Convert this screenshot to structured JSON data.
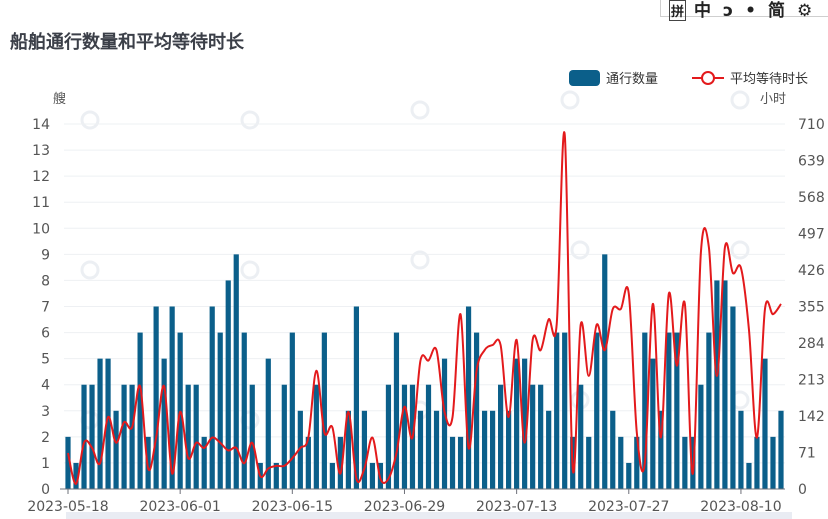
{
  "input_method_bar": {
    "items": [
      "拼",
      "中",
      "ɔ",
      "•",
      "简",
      "⚙"
    ]
  },
  "chart_data": {
    "type": "bar+line",
    "title": "船舶通行数量和平均等待时长",
    "left_axis": {
      "unit": "艘",
      "ylim": [
        0,
        14
      ],
      "ticks": [
        "0",
        "1",
        "2",
        "3",
        "4",
        "5",
        "6",
        "7",
        "8",
        "9",
        "10",
        "11",
        "12",
        "13",
        "14"
      ]
    },
    "right_axis": {
      "unit": "小时",
      "ylim": [
        0,
        710
      ],
      "ticks": [
        "0",
        "71",
        "142",
        "213",
        "284",
        "355",
        "426",
        "497",
        "568",
        "639",
        "710"
      ]
    },
    "x_tick_labels": [
      "2023-05-18",
      "2023-06-01",
      "2023-06-15",
      "2023-06-29",
      "2023-07-13",
      "2023-07-27",
      "2023-08-10"
    ],
    "x_tick_day_index": [
      0,
      14,
      28,
      42,
      56,
      70,
      84
    ],
    "legend": {
      "position": "top-right"
    },
    "series": [
      {
        "name": "通行数量",
        "type": "bar",
        "axis": "left",
        "color": "#0b5f8a",
        "values": [
          2,
          1,
          4,
          4,
          5,
          5,
          3,
          4,
          4,
          6,
          2,
          7,
          5,
          7,
          6,
          4,
          4,
          2,
          7,
          6,
          8,
          9,
          6,
          4,
          1,
          5,
          1,
          4,
          6,
          3,
          2,
          4,
          6,
          1,
          2,
          3,
          7,
          3,
          1,
          1,
          4,
          6,
          4,
          4,
          3,
          4,
          3,
          5,
          2,
          2,
          7,
          6,
          3,
          3,
          4,
          3,
          5,
          5,
          4,
          4,
          3,
          6,
          6,
          2,
          4,
          2,
          6,
          9,
          3,
          2,
          1,
          2,
          6,
          5,
          3,
          6,
          6,
          2,
          2,
          4,
          6,
          8,
          8,
          7,
          3,
          1,
          2,
          5,
          2,
          3
        ]
      },
      {
        "name": "平均等待时长",
        "type": "line",
        "axis": "right",
        "color": "#e31a1c",
        "values": [
          70,
          10,
          90,
          80,
          50,
          140,
          90,
          130,
          120,
          200,
          40,
          100,
          200,
          30,
          150,
          60,
          90,
          80,
          100,
          90,
          75,
          80,
          50,
          90,
          25,
          40,
          45,
          45,
          60,
          80,
          100,
          230,
          110,
          120,
          30,
          150,
          20,
          40,
          100,
          20,
          20,
          70,
          160,
          100,
          250,
          250,
          270,
          150,
          140,
          340,
          80,
          230,
          270,
          280,
          280,
          140,
          290,
          90,
          290,
          270,
          330,
          320,
          690,
          40,
          320,
          220,
          320,
          270,
          350,
          350,
          380,
          110,
          50,
          360,
          100,
          380,
          240,
          360,
          30,
          460,
          470,
          220,
          470,
          420,
          430,
          310,
          100,
          350,
          340,
          360
        ]
      }
    ]
  }
}
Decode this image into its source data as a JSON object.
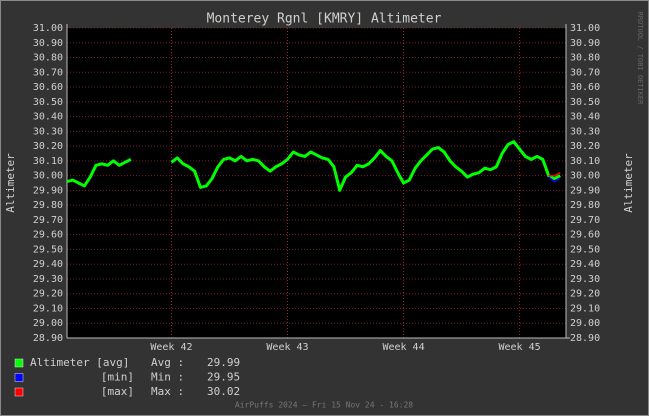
{
  "chart_data": {
    "type": "line",
    "title": "Monterey Rgnl [KMRY] Altimeter",
    "y_label": "Altimeter",
    "watermark": "RRDTOOL / TOBI OETIKER",
    "footer": "AirPuffs 2024 — Fri 15 Nov 24 - 16:28",
    "grid": true,
    "xlim": [
      41.1,
      45.4
    ],
    "xticks": [
      {
        "value": 42,
        "label": "Week 42"
      },
      {
        "value": 43,
        "label": "Week 43"
      },
      {
        "value": 44,
        "label": "Week 44"
      },
      {
        "value": 45,
        "label": "Week 45"
      }
    ],
    "ylim": [
      28.9,
      31.0
    ],
    "yticks": [
      {
        "value": 28.9,
        "label": "28.90"
      },
      {
        "value": 29.0,
        "label": "29.00"
      },
      {
        "value": 29.1,
        "label": "29.10"
      },
      {
        "value": 29.2,
        "label": "29.20"
      },
      {
        "value": 29.3,
        "label": "29.30"
      },
      {
        "value": 29.4,
        "label": "29.40"
      },
      {
        "value": 29.5,
        "label": "29.50"
      },
      {
        "value": 29.6,
        "label": "29.60"
      },
      {
        "value": 29.7,
        "label": "29.70"
      },
      {
        "value": 29.8,
        "label": "29.80"
      },
      {
        "value": 29.9,
        "label": "29.90"
      },
      {
        "value": 30.0,
        "label": "30.00"
      },
      {
        "value": 30.1,
        "label": "30.10"
      },
      {
        "value": 30.2,
        "label": "30.20"
      },
      {
        "value": 30.3,
        "label": "30.30"
      },
      {
        "value": 30.4,
        "label": "30.40"
      },
      {
        "value": 30.5,
        "label": "30.50"
      },
      {
        "value": 30.6,
        "label": "30.60"
      },
      {
        "value": 30.7,
        "label": "30.70"
      },
      {
        "value": 30.8,
        "label": "30.80"
      },
      {
        "value": 30.9,
        "label": "30.90"
      },
      {
        "value": 31.0,
        "label": "31.00"
      }
    ],
    "x": [
      41.1,
      41.15,
      41.2,
      41.25,
      41.3,
      41.35,
      41.4,
      41.45,
      41.5,
      41.55,
      41.6,
      41.65,
      41.7,
      41.75,
      41.8,
      41.85,
      41.9,
      41.95,
      42.0,
      42.05,
      42.1,
      42.15,
      42.2,
      42.25,
      42.3,
      42.35,
      42.4,
      42.45,
      42.5,
      42.55,
      42.6,
      42.65,
      42.7,
      42.75,
      42.8,
      42.85,
      42.9,
      42.95,
      43.0,
      43.05,
      43.1,
      43.15,
      43.2,
      43.25,
      43.3,
      43.35,
      43.4,
      43.45,
      43.5,
      43.55,
      43.6,
      43.65,
      43.7,
      43.75,
      43.8,
      43.85,
      43.9,
      43.95,
      44.0,
      44.05,
      44.1,
      44.15,
      44.2,
      44.25,
      44.3,
      44.35,
      44.4,
      44.45,
      44.5,
      44.55,
      44.6,
      44.65,
      44.7,
      44.75,
      44.8,
      44.85,
      44.9,
      44.95,
      45.0,
      45.05,
      45.1,
      45.15,
      45.2,
      45.25,
      45.3,
      45.35
    ],
    "series": [
      {
        "name": "Altimeter [avg]",
        "color": "#00ff00",
        "stat_label": "Avg :",
        "stat": 29.99,
        "values": [
          29.96,
          29.97,
          29.95,
          29.93,
          29.99,
          30.07,
          30.08,
          30.07,
          30.1,
          30.07,
          30.09,
          30.11,
          null,
          null,
          null,
          null,
          null,
          null,
          30.09,
          30.12,
          30.08,
          30.06,
          30.03,
          29.92,
          29.93,
          29.98,
          30.06,
          30.11,
          30.12,
          30.1,
          30.13,
          30.1,
          30.11,
          30.1,
          30.06,
          30.03,
          30.06,
          30.08,
          30.11,
          30.16,
          30.14,
          30.13,
          30.16,
          30.14,
          30.12,
          30.11,
          30.06,
          29.9,
          29.99,
          30.02,
          30.07,
          30.06,
          30.08,
          30.12,
          30.17,
          30.13,
          30.1,
          30.02,
          29.95,
          29.97,
          30.05,
          30.1,
          30.14,
          30.18,
          30.19,
          30.16,
          30.1,
          30.06,
          30.03,
          29.99,
          30.01,
          30.02,
          30.05,
          30.04,
          30.06,
          30.15,
          30.21,
          30.23,
          30.18,
          30.13,
          30.11,
          30.13,
          30.11,
          30.0,
          29.98,
          30.0
        ]
      },
      {
        "name": "[min]",
        "color": "#0000ff",
        "stat_label": "Min :",
        "stat": 29.95,
        "values": [
          null,
          null,
          null,
          null,
          null,
          null,
          null,
          null,
          null,
          null,
          null,
          null,
          null,
          null,
          null,
          null,
          null,
          null,
          null,
          null,
          null,
          null,
          null,
          null,
          null,
          null,
          null,
          null,
          null,
          null,
          null,
          null,
          null,
          null,
          null,
          null,
          null,
          null,
          null,
          null,
          null,
          null,
          null,
          null,
          null,
          null,
          null,
          null,
          null,
          null,
          null,
          null,
          null,
          null,
          null,
          null,
          null,
          null,
          null,
          null,
          null,
          null,
          null,
          null,
          null,
          null,
          null,
          null,
          null,
          null,
          null,
          null,
          null,
          null,
          null,
          null,
          null,
          null,
          null,
          null,
          null,
          null,
          null,
          29.99,
          29.96,
          29.98
        ]
      },
      {
        "name": "[max]",
        "color": "#ff0000",
        "stat_label": "Max :",
        "stat": 30.02,
        "values": [
          null,
          null,
          null,
          null,
          null,
          null,
          null,
          null,
          null,
          null,
          null,
          null,
          null,
          null,
          null,
          null,
          null,
          null,
          null,
          null,
          null,
          null,
          null,
          null,
          null,
          null,
          null,
          null,
          null,
          null,
          null,
          null,
          null,
          null,
          null,
          null,
          null,
          null,
          null,
          null,
          null,
          null,
          null,
          null,
          null,
          null,
          null,
          null,
          null,
          null,
          null,
          null,
          null,
          null,
          null,
          null,
          null,
          null,
          null,
          null,
          null,
          null,
          null,
          null,
          null,
          null,
          null,
          null,
          null,
          null,
          null,
          null,
          null,
          null,
          null,
          null,
          null,
          null,
          null,
          null,
          null,
          null,
          null,
          30.0,
          30.0,
          30.02
        ]
      }
    ]
  }
}
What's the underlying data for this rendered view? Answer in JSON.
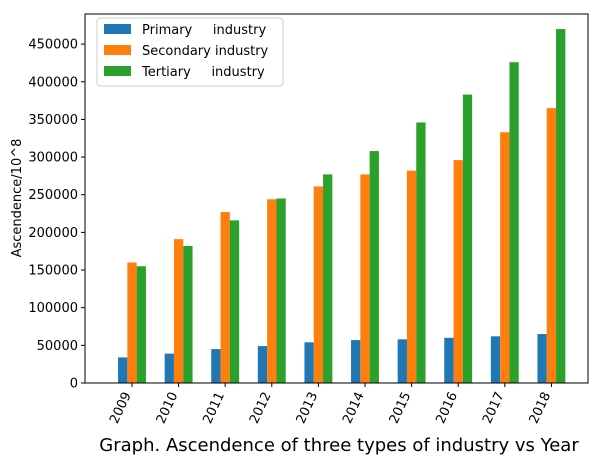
{
  "chart_data": {
    "type": "bar",
    "categories": [
      "2009",
      "2010",
      "2011",
      "2012",
      "2013",
      "2014",
      "2015",
      "2016",
      "2017",
      "2018"
    ],
    "series": [
      {
        "name": "Primary     industry",
        "color": "#1f77b4",
        "values": [
          34000,
          39000,
          45000,
          49000,
          54000,
          57000,
          58000,
          60000,
          62000,
          65000
        ]
      },
      {
        "name": "Secondary industry",
        "color": "#ff7f0e",
        "values": [
          160000,
          191000,
          227000,
          244000,
          261000,
          277000,
          282000,
          296000,
          333000,
          365000
        ]
      },
      {
        "name": "Tertiary     industry",
        "color": "#2ca02c",
        "values": [
          155000,
          182000,
          216000,
          245000,
          277000,
          308000,
          346000,
          383000,
          426000,
          470000
        ]
      }
    ],
    "xlabel": "Graph. Ascendence of three types of industry vs Year",
    "ylabel": "Ascendence/10^8",
    "ylim": [
      0,
      490000
    ],
    "yticks": [
      0,
      50000,
      100000,
      150000,
      200000,
      250000,
      300000,
      350000,
      400000,
      450000
    ],
    "grid": false,
    "legend": "top-left"
  }
}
• • •
◆ CHALLENGE ◆
Beginning with the line that contains "What's the underlying" in the data above, please copy each line exactly until the last line, both ends included, skipping any pictures.

◆ SOLUTION TO THIS EXERCISE ◆
What's the underlying data for this rendered view? Answer in JSON.
{
  "chart_data": {
    "type": "bar",
    "categories": [
      "2009",
      "2010",
      "2011",
      "2012",
      "2013",
      "2014",
      "2015",
      "2016",
      "2017",
      "2018"
    ],
    "series": [
      {
        "name": "Primary     industry",
        "color": "#1f77b4",
        "values": [
          34000,
          39000,
          45000,
          49000,
          54000,
          57000,
          58000,
          60000,
          62000,
          65000
        ]
      },
      {
        "name": "Secondary industry",
        "color": "#ff7f0e",
        "values": [
          160000,
          191000,
          227000,
          244000,
          261000,
          277000,
          282000,
          296000,
          333000,
          365000
        ]
      },
      {
        "name": "Tertiary     industry",
        "color": "#2ca02c",
        "values": [
          155000,
          182000,
          216000,
          245000,
          277000,
          308000,
          346000,
          383000,
          426000,
          470000
        ]
      }
    ],
    "xlabel": "Graph. Ascendence of three types of industry vs Year",
    "ylabel": "Ascendence/10^8",
    "ylim": [
      0,
      490000
    ],
    "yticks": [
      0,
      50000,
      100000,
      150000,
      200000,
      250000,
      300000,
      350000,
      400000,
      450000
    ],
    "grid": false,
    "legend": "top-left"
  }
}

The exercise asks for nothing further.